*Task directions:*
Copy out all lines where "snow" appears.

[Figure dataset records]
━━━━━━━━

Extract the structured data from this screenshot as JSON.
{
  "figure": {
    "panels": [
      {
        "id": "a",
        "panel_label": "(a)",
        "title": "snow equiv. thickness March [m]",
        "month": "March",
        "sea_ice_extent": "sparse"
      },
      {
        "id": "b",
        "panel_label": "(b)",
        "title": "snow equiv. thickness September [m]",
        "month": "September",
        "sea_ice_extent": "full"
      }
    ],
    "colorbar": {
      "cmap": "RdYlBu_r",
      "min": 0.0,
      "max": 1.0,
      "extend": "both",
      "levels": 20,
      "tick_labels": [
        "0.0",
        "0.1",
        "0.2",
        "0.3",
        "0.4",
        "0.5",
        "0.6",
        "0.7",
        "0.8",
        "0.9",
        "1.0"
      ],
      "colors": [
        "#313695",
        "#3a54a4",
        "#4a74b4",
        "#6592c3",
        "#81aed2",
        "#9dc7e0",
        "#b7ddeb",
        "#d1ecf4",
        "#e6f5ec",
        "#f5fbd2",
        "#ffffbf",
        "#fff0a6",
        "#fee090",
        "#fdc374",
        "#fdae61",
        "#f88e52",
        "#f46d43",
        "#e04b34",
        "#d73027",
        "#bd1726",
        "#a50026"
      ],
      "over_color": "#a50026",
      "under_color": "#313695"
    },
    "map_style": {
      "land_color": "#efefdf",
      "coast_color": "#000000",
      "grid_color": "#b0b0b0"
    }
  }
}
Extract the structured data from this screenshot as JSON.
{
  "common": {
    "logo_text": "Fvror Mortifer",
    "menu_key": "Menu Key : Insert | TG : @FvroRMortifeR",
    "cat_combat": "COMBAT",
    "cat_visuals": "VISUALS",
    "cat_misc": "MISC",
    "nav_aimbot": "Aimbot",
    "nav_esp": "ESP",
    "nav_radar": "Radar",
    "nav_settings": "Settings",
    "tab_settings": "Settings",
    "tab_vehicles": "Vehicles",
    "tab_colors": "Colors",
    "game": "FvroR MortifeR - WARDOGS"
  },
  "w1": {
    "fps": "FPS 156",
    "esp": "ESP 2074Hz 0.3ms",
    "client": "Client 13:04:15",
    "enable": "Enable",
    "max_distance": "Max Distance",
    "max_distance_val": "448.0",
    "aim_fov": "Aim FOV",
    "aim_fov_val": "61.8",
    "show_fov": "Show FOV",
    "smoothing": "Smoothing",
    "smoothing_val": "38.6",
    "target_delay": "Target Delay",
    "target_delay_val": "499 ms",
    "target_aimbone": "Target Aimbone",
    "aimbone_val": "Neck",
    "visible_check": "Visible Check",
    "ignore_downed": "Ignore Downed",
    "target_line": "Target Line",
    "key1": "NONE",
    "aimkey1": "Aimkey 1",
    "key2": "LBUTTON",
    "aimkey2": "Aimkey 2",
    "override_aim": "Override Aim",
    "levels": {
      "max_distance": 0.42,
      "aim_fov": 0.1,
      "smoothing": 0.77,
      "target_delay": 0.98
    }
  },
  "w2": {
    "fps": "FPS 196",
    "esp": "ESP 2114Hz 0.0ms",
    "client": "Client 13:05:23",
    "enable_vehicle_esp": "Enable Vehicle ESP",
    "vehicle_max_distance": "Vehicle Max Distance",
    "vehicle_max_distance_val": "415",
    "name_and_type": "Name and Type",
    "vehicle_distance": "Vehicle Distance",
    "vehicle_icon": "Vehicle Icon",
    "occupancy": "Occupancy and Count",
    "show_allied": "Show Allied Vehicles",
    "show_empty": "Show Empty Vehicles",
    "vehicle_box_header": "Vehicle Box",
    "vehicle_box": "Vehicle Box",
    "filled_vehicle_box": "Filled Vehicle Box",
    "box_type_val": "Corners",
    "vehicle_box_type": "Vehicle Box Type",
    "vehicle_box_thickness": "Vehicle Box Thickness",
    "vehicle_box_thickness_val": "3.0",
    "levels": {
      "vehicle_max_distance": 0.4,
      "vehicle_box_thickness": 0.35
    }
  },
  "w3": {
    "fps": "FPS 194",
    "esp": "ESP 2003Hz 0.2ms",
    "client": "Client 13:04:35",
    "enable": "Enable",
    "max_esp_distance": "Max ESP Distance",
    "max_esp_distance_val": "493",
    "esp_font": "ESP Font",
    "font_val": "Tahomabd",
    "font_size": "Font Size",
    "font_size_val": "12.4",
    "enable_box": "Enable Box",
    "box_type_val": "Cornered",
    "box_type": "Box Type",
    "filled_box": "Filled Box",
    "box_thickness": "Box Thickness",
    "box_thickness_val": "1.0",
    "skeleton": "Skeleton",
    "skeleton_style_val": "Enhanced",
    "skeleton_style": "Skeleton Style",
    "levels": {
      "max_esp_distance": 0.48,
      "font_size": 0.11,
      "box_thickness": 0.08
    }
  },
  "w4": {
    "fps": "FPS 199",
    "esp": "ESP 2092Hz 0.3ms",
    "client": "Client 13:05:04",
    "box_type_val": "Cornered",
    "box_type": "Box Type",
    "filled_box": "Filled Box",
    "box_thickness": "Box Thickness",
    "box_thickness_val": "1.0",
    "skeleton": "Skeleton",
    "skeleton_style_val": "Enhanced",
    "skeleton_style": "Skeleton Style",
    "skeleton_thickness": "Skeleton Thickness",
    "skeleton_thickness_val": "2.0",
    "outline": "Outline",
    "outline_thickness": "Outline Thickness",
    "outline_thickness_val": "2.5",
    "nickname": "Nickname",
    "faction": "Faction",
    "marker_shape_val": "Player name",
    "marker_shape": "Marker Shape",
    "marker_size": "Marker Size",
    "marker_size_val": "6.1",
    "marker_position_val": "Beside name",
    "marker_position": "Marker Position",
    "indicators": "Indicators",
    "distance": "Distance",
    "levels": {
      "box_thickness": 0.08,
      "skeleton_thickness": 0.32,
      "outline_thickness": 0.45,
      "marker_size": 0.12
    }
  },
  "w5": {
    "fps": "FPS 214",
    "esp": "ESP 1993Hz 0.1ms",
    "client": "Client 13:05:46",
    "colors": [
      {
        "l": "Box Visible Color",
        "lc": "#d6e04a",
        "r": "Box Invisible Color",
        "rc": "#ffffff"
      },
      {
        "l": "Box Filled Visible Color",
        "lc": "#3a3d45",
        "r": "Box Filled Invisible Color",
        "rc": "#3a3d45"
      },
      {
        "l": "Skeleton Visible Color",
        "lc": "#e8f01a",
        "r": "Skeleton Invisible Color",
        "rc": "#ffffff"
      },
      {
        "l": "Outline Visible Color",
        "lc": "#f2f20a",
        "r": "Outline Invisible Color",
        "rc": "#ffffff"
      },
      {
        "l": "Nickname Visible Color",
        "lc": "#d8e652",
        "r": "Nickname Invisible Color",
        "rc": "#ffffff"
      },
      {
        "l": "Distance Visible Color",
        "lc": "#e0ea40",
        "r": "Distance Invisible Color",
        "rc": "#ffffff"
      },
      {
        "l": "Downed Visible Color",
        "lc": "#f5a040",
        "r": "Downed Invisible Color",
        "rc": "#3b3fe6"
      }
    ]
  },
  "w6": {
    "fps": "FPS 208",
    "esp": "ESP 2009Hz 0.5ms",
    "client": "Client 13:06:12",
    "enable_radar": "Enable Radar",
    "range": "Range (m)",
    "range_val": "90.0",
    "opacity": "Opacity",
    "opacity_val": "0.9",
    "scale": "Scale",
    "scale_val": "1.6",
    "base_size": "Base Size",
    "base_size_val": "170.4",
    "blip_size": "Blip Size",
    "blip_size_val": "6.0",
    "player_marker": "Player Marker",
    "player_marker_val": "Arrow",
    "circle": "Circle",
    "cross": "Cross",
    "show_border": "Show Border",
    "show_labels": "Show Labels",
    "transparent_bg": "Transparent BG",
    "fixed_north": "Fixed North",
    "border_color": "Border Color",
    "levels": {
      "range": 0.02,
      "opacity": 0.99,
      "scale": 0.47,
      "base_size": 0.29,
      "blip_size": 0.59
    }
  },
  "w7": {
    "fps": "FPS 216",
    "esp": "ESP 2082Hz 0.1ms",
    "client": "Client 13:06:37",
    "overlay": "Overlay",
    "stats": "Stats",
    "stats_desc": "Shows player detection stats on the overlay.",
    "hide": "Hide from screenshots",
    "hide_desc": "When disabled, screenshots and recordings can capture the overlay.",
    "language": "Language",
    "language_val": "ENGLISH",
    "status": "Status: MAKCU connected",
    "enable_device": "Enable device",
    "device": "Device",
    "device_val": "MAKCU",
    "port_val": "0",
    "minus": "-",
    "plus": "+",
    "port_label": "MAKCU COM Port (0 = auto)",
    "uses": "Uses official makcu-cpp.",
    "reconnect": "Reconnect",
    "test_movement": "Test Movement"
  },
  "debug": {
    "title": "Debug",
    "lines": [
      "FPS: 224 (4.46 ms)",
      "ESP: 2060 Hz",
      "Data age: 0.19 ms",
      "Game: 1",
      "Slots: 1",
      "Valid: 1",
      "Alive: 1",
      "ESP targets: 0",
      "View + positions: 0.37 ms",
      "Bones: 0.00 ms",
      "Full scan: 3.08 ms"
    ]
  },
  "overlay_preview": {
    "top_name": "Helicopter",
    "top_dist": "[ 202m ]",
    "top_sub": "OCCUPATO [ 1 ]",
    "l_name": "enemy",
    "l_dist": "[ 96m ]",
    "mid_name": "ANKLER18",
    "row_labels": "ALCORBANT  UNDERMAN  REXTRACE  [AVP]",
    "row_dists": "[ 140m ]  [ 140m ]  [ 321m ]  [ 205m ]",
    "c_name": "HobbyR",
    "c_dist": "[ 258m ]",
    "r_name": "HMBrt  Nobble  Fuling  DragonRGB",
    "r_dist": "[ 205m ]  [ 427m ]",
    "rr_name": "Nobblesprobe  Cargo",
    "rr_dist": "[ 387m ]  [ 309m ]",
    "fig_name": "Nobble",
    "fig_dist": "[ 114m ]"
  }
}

━━━━━━━━

*Task answer:*
        "title": "snow equiv. thickness March [m]",
        "title": "snow equiv. thickness September [m]",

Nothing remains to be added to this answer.